▶ **ASSIGNMENT**
Find the word "expression" in the data below and copy each line that holds it.

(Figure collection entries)
.....
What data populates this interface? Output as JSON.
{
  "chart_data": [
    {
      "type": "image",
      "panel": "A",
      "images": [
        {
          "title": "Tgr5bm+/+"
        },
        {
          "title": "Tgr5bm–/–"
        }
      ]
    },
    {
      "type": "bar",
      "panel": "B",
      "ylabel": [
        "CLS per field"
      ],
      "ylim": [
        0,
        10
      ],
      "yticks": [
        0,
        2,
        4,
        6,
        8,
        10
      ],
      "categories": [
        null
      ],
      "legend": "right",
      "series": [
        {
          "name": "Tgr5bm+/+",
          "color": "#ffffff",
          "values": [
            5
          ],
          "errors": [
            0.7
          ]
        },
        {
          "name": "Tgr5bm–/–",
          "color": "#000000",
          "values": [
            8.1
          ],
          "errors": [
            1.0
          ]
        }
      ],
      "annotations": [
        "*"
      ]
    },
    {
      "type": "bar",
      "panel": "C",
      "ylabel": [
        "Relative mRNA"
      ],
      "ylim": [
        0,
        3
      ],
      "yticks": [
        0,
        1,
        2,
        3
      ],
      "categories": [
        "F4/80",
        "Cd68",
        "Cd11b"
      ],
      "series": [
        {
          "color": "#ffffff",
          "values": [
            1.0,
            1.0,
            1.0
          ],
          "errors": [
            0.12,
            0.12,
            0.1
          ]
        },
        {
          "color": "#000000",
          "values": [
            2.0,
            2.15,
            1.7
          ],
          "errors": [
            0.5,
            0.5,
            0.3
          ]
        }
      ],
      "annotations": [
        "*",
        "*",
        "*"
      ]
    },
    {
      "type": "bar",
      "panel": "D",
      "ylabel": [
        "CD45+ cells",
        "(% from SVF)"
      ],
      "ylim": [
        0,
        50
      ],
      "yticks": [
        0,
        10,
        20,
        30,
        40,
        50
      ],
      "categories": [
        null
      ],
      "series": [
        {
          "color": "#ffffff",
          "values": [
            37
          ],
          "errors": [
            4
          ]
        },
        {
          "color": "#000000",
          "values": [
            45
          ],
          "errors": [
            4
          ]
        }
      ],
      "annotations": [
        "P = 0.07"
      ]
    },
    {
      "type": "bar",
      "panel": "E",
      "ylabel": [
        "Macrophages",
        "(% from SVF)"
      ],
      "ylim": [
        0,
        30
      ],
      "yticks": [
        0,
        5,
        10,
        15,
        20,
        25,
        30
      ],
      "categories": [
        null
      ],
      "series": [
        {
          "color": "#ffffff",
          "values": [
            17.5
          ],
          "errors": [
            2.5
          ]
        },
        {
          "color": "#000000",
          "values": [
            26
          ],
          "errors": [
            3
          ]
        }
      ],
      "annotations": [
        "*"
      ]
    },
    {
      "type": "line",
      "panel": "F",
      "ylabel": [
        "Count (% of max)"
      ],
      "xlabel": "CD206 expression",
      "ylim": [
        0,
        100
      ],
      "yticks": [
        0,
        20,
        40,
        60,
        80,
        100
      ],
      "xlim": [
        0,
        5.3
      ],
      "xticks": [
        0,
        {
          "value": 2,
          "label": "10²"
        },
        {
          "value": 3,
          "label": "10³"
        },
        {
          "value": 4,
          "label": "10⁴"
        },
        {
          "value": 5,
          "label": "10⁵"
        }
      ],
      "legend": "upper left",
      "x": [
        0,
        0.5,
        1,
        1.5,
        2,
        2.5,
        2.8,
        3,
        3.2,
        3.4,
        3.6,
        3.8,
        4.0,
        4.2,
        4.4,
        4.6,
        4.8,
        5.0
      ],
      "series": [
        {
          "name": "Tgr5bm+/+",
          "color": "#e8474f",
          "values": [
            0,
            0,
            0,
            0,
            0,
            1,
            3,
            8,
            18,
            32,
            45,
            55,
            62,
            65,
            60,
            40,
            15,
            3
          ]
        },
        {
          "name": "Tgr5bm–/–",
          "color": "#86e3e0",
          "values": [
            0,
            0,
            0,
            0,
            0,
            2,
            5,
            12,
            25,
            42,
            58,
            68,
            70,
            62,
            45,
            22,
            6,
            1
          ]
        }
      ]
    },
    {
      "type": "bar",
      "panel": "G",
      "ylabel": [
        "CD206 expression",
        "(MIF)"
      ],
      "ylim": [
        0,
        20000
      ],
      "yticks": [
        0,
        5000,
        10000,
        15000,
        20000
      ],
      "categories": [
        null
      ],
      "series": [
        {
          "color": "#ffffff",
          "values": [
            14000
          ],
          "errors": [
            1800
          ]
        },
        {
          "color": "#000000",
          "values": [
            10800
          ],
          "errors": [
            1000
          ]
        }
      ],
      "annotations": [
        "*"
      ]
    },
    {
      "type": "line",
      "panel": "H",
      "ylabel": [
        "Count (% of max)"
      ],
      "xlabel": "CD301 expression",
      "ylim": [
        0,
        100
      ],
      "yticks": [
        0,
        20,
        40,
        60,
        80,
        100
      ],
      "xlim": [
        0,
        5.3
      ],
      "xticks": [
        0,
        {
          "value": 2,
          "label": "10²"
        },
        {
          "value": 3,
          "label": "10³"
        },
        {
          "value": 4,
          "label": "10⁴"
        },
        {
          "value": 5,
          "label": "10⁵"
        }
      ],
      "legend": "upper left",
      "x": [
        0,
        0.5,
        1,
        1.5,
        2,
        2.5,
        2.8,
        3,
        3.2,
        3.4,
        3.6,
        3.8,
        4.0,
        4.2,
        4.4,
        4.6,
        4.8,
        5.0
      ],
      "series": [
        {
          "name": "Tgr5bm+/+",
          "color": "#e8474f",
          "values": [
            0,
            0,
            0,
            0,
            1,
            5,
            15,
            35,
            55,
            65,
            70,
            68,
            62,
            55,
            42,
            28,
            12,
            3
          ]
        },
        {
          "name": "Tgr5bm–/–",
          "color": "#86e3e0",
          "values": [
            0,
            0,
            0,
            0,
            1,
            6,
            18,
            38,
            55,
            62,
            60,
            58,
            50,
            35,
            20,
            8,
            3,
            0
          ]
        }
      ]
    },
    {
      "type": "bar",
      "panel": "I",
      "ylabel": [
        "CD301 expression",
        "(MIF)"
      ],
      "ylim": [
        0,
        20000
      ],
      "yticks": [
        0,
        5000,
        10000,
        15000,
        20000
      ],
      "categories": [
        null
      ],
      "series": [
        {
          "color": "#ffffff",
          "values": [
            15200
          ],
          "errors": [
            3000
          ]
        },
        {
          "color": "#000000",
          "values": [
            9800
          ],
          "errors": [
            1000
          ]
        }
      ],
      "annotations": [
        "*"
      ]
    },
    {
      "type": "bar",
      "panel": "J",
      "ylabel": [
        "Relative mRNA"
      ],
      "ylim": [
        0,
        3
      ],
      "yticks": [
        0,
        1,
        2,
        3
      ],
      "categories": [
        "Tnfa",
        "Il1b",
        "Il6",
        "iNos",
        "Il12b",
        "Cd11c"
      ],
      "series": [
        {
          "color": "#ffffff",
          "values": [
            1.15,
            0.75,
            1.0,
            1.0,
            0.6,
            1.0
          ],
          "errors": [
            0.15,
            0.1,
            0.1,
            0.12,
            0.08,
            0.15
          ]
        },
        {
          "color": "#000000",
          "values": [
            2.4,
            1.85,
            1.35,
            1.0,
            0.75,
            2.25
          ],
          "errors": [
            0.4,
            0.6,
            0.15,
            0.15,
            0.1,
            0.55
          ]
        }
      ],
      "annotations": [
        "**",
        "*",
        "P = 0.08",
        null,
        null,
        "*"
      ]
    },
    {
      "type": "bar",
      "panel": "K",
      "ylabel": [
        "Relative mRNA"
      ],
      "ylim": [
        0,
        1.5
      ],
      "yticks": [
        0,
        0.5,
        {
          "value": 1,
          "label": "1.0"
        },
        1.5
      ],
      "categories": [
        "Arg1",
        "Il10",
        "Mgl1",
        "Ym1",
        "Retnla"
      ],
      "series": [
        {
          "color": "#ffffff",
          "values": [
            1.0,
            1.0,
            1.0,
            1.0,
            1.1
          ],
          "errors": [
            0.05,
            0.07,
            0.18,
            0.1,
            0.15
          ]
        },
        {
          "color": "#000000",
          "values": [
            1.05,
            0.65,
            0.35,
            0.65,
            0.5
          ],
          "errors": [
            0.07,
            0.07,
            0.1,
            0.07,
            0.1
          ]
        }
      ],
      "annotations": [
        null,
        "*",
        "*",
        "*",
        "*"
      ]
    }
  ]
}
.....
▶ **SOLUTION TO THE EXERCISE**
      "xlabel": "CD206 expression",
        "CD206 expression",
      "xlabel": "CD301 expression",
        "CD301 expression",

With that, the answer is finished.